Copy the records below exactly, leaving out any pictures.

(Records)
---

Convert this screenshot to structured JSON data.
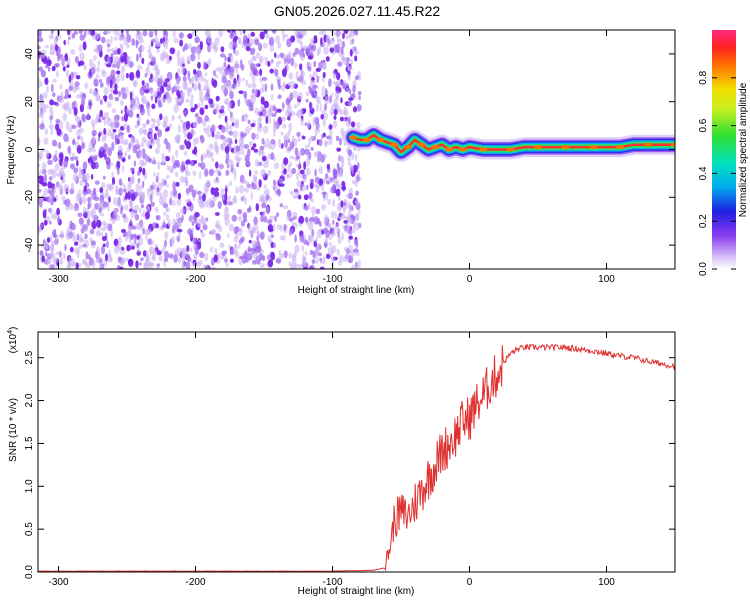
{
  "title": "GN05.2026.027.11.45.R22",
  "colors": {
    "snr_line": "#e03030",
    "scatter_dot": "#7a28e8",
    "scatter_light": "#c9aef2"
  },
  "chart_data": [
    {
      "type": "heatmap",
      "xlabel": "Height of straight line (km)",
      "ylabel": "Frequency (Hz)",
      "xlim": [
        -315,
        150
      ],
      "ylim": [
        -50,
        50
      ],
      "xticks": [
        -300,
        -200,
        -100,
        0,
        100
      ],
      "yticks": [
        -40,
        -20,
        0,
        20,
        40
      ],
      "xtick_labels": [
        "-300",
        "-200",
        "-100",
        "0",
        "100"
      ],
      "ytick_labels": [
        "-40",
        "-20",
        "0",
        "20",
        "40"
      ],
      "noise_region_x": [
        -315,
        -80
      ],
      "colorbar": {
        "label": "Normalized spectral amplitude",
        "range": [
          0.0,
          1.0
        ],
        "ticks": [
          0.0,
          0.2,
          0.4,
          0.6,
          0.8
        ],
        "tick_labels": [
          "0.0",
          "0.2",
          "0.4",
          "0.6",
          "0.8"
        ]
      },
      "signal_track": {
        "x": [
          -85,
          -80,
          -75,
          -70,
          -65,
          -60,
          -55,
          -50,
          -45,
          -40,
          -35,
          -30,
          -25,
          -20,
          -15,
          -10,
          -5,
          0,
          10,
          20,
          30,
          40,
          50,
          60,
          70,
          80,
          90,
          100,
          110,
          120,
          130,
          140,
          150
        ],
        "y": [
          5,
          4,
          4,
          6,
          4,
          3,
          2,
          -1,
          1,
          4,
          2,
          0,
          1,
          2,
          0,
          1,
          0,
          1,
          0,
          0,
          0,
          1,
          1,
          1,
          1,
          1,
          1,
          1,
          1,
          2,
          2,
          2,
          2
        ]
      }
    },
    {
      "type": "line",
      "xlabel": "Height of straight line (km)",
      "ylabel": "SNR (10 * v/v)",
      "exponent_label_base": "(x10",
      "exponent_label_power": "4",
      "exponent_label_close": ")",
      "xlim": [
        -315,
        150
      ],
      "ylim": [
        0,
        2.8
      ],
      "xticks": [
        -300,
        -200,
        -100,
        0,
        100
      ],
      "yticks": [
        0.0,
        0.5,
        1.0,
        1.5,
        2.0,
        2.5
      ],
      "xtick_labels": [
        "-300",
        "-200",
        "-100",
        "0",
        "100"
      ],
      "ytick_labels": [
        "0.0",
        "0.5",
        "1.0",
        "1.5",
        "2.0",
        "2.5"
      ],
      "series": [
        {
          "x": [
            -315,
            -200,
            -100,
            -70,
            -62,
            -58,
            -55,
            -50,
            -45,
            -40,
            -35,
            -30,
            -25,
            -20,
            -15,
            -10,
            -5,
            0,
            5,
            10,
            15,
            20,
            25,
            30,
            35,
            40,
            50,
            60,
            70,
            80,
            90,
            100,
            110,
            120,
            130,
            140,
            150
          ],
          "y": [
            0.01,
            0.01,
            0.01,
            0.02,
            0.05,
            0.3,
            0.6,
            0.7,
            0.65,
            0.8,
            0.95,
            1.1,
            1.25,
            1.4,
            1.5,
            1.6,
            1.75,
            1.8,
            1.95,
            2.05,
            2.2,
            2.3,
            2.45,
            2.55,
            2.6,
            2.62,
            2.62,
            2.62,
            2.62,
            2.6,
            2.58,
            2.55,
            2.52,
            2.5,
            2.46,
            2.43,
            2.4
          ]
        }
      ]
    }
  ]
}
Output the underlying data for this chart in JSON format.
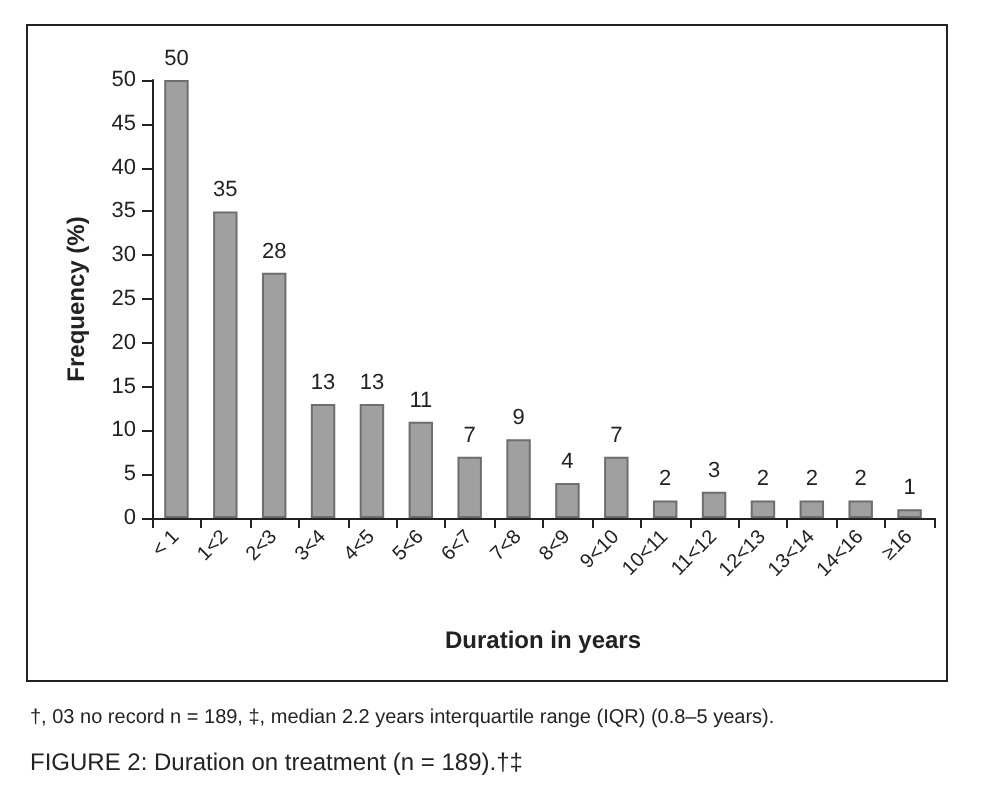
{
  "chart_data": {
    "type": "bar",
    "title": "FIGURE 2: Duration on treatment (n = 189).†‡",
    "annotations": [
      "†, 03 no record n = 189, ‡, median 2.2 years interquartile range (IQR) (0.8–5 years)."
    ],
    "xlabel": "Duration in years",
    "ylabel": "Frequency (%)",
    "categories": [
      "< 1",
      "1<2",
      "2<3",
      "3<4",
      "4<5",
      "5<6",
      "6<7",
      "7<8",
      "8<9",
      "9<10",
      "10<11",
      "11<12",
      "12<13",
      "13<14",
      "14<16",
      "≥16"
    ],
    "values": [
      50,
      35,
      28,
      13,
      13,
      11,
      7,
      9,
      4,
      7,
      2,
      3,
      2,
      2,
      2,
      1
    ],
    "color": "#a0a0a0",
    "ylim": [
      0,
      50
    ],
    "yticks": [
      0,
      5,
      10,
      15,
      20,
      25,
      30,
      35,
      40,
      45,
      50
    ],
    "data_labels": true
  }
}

---

→ **Answer to the problem**:
Convert this screenshot to structured JSON data.
{
  "title": "GN05.2026.027.11.45.R22",
  "colors": {
    "snr_line": "#e03030",
    "scatter_dot": "#7a28e8",
    "scatter_light": "#c9aef2"
  },
  "chart_data": [
    {
      "type": "heatmap",
      "xlabel": "Height of straight line (km)",
      "ylabel": "Frequency (Hz)",
      "xlim": [
        -315,
        150
      ],
      "ylim": [
        -50,
        50
      ],
      "xticks": [
        -300,
        -200,
        -100,
        0,
        100
      ],
      "yticks": [
        -40,
        -20,
        0,
        20,
        40
      ],
      "xtick_labels": [
        "-300",
        "-200",
        "-100",
        "0",
        "100"
      ],
      "ytick_labels": [
        "-40",
        "-20",
        "0",
        "20",
        "40"
      ],
      "noise_region_x": [
        -315,
        -80
      ],
      "colorbar": {
        "label": "Normalized spectral amplitude",
        "range": [
          0.0,
          1.0
        ],
        "ticks": [
          0.0,
          0.2,
          0.4,
          0.6,
          0.8
        ],
        "tick_labels": [
          "0.0",
          "0.2",
          "0.4",
          "0.6",
          "0.8"
        ]
      },
      "signal_track": {
        "x": [
          -85,
          -80,
          -75,
          -70,
          -65,
          -60,
          -55,
          -50,
          -45,
          -40,
          -35,
          -30,
          -25,
          -20,
          -15,
          -10,
          -5,
          0,
          10,
          20,
          30,
          40,
          50,
          60,
          70,
          80,
          90,
          100,
          110,
          120,
          130,
          140,
          150
        ],
        "y": [
          5,
          4,
          4,
          6,
          4,
          3,
          2,
          -1,
          1,
          4,
          2,
          0,
          1,
          2,
          0,
          1,
          0,
          1,
          0,
          0,
          0,
          1,
          1,
          1,
          1,
          1,
          1,
          1,
          1,
          2,
          2,
          2,
          2
        ]
      }
    },
    {
      "type": "line",
      "xlabel": "Height of straight line (km)",
      "ylabel": "SNR (10 * v/v)",
      "exponent_label_base": "(x10",
      "exponent_label_power": "4",
      "exponent_label_close": ")",
      "xlim": [
        -315,
        150
      ],
      "ylim": [
        0,
        2.8
      ],
      "xticks": [
        -300,
        -200,
        -100,
        0,
        100
      ],
      "yticks": [
        0.0,
        0.5,
        1.0,
        1.5,
        2.0,
        2.5
      ],
      "xtick_labels": [
        "-300",
        "-200",
        "-100",
        "0",
        "100"
      ],
      "ytick_labels": [
        "0.0",
        "0.5",
        "1.0",
        "1.5",
        "2.0",
        "2.5"
      ],
      "series": [
        {
          "x": [
            -315,
            -200,
            -100,
            -70,
            -62,
            -58,
            -55,
            -50,
            -45,
            -40,
            -35,
            -30,
            -25,
            -20,
            -15,
            -10,
            -5,
            0,
            5,
            10,
            15,
            20,
            25,
            30,
            35,
            40,
            50,
            60,
            70,
            80,
            90,
            100,
            110,
            120,
            130,
            140,
            150
          ],
          "y": [
            0.01,
            0.01,
            0.01,
            0.02,
            0.05,
            0.3,
            0.6,
            0.7,
            0.65,
            0.8,
            0.95,
            1.1,
            1.25,
            1.4,
            1.5,
            1.6,
            1.75,
            1.8,
            1.95,
            2.05,
            2.2,
            2.3,
            2.45,
            2.55,
            2.6,
            2.62,
            2.62,
            2.62,
            2.62,
            2.6,
            2.58,
            2.55,
            2.52,
            2.5,
            2.46,
            2.43,
            2.4
          ]
        }
      ]
    }
  ]
}
Output the underlying data for this chart in JSON format.
{
  "chart_data": {
    "type": "bar",
    "title": "FIGURE 2: Duration on treatment (n = 189).†‡",
    "annotations": [
      "†, 03 no record n = 189, ‡, median 2.2 years interquartile range (IQR) (0.8–5 years)."
    ],
    "xlabel": "Duration in years",
    "ylabel": "Frequency (%)",
    "categories": [
      "< 1",
      "1<2",
      "2<3",
      "3<4",
      "4<5",
      "5<6",
      "6<7",
      "7<8",
      "8<9",
      "9<10",
      "10<11",
      "11<12",
      "12<13",
      "13<14",
      "14<16",
      "≥16"
    ],
    "values": [
      50,
      35,
      28,
      13,
      13,
      11,
      7,
      9,
      4,
      7,
      2,
      3,
      2,
      2,
      2,
      1
    ],
    "color": "#a0a0a0",
    "ylim": [
      0,
      50
    ],
    "yticks": [
      0,
      5,
      10,
      15,
      20,
      25,
      30,
      35,
      40,
      45,
      50
    ],
    "data_labels": true
  }
}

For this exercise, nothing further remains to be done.